→ **EXERCISE DETAILS**:
Return each line of the material verbatim.

Dataset entries on figures:
++++++++
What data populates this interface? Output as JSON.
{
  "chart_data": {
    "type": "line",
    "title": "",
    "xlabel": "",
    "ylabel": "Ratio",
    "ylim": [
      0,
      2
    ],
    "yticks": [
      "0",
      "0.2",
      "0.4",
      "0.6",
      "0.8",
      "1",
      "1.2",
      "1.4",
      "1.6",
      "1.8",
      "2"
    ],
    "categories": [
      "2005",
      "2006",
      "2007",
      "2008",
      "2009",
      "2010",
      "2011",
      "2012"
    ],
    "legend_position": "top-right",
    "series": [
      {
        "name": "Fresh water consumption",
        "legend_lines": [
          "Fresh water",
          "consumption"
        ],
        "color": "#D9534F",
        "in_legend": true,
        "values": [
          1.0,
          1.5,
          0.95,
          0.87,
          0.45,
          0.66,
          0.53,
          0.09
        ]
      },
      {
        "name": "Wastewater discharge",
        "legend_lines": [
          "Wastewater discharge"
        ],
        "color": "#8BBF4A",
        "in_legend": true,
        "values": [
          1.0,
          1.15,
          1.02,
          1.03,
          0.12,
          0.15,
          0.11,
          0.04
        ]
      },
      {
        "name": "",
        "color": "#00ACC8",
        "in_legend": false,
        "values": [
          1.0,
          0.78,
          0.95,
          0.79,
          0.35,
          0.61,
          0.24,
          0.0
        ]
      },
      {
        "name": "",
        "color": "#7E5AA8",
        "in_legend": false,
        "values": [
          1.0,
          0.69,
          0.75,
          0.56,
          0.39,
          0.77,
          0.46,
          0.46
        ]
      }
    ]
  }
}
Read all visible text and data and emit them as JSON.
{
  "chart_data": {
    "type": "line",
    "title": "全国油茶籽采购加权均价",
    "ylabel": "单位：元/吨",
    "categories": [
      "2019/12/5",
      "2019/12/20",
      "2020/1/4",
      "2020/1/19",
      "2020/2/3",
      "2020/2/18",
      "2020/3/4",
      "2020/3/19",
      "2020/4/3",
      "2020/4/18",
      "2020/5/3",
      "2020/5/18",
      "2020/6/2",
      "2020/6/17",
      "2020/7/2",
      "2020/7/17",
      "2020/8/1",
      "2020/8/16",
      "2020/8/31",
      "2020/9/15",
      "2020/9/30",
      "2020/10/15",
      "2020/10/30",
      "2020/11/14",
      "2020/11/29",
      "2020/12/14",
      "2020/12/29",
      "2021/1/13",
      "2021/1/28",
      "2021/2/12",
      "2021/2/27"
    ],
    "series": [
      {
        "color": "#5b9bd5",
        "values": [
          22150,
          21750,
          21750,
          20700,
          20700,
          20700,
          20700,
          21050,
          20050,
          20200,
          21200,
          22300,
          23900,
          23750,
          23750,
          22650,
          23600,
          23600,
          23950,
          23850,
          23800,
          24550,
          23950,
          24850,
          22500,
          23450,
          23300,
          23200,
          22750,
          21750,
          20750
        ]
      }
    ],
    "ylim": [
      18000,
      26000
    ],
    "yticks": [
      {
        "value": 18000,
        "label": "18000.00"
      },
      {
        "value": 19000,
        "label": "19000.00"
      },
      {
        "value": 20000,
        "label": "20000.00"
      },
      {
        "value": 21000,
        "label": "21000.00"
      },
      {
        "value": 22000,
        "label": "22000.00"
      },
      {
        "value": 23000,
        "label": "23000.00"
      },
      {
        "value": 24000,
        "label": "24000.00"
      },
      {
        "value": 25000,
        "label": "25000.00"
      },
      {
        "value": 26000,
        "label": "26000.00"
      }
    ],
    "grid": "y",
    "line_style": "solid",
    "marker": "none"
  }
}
++++++++
→ **CORRECT RESULT**:
What data populates this interface? Output as JSON.
{
  "chart_data": {
    "type": "line",
    "title": "",
    "xlabel": "",
    "ylabel": "Ratio",
    "ylim": [
      0,
      2
    ],
    "yticks": [
      "0",
      "0.2",
      "0.4",
      "0.6",
      "0.8",
      "1",
      "1.2",
      "1.4",
      "1.6",
      "1.8",
      "2"
    ],
    "categories": [
      "2005",
      "2006",
      "2007",
      "2008",
      "2009",
      "2010",
      "2011",
      "2012"
    ],
    "legend_position": "top-right",
    "series": [
      {
        "name": "Fresh water consumption",
        "legend_lines": [
          "Fresh water",
          "consumption"
        ],
        "color": "#D9534F",
        "in_legend": true,
        "values": [
          1.0,
          1.5,
          0.95,
          0.87,
          0.45,
          0.66,
          0.53,
          0.09
        ]
      },
      {
        "name": "Wastewater discharge",
        "legend_lines": [
          "Wastewater discharge"
        ],
        "color": "#8BBF4A",
        "in_legend": true,
        "values": [
          1.0,
          1.15,
          1.02,
          1.03,
          0.12,
          0.15,
          0.11,
          0.04
        ]
      },
      {
        "name": "",
        "color": "#00ACC8",
        "in_legend": false,
        "values": [
          1.0,
          0.78,
          0.95,
          0.79,
          0.35,
          0.61,
          0.24,
          0.0
        ]
      },
      {
        "name": "",
        "color": "#7E5AA8",
        "in_legend": false,
        "values": [
          1.0,
          0.69,
          0.75,
          0.56,
          0.39,
          0.77,
          0.46,
          0.46
        ]
      }
    ]
  }
}
Read all visible text and data and emit them as JSON.
{
  "chart_data": {
    "type": "line",
    "title": "全国油茶籽采购加权均价",
    "ylabel": "单位：元/吨",
    "categories": [
      "2019/12/5",
      "2019/12/20",
      "2020/1/4",
      "2020/1/19",
      "2020/2/3",
      "2020/2/18",
      "2020/3/4",
      "2020/3/19",
      "2020/4/3",
      "2020/4/18",
      "2020/5/3",
      "2020/5/18",
      "2020/6/2",
      "2020/6/17",
      "2020/7/2",
      "2020/7/17",
      "2020/8/1",
      "2020/8/16",
      "2020/8/31",
      "2020/9/15",
      "2020/9/30",
      "2020/10/15",
      "2020/10/30",
      "2020/11/14",
      "2020/11/29",
      "2020/12/14",
      "2020/12/29",
      "2021/1/13",
      "2021/1/28",
      "2021/2/12",
      "2021/2/27"
    ],
    "series": [
      {
        "color": "#5b9bd5",
        "values": [
          22150,
          21750,
          21750,
          20700,
          20700,
          20700,
          20700,
          21050,
          20050,
          20200,
          21200,
          22300,
          23900,
          23750,
          23750,
          22650,
          23600,
          23600,
          23950,
          23850,
          23800,
          24550,
          23950,
          24850,
          22500,
          23450,
          23300,
          23200,
          22750,
          21750,
          20750
        ]
      }
    ],
    "ylim": [
      18000,
      26000
    ],
    "yticks": [
      {
        "value": 18000,
        "label": "18000.00"
      },
      {
        "value": 19000,
        "label": "19000.00"
      },
      {
        "value": 20000,
        "label": "20000.00"
      },
      {
        "value": 21000,
        "label": "21000.00"
      },
      {
        "value": 22000,
        "label": "22000.00"
      },
      {
        "value": 23000,
        "label": "23000.00"
      },
      {
        "value": 24000,
        "label": "24000.00"
      },
      {
        "value": 25000,
        "label": "25000.00"
      },
      {
        "value": 26000,
        "label": "26000.00"
      }
    ],
    "grid": "y",
    "line_style": "solid",
    "marker": "none"
  }
}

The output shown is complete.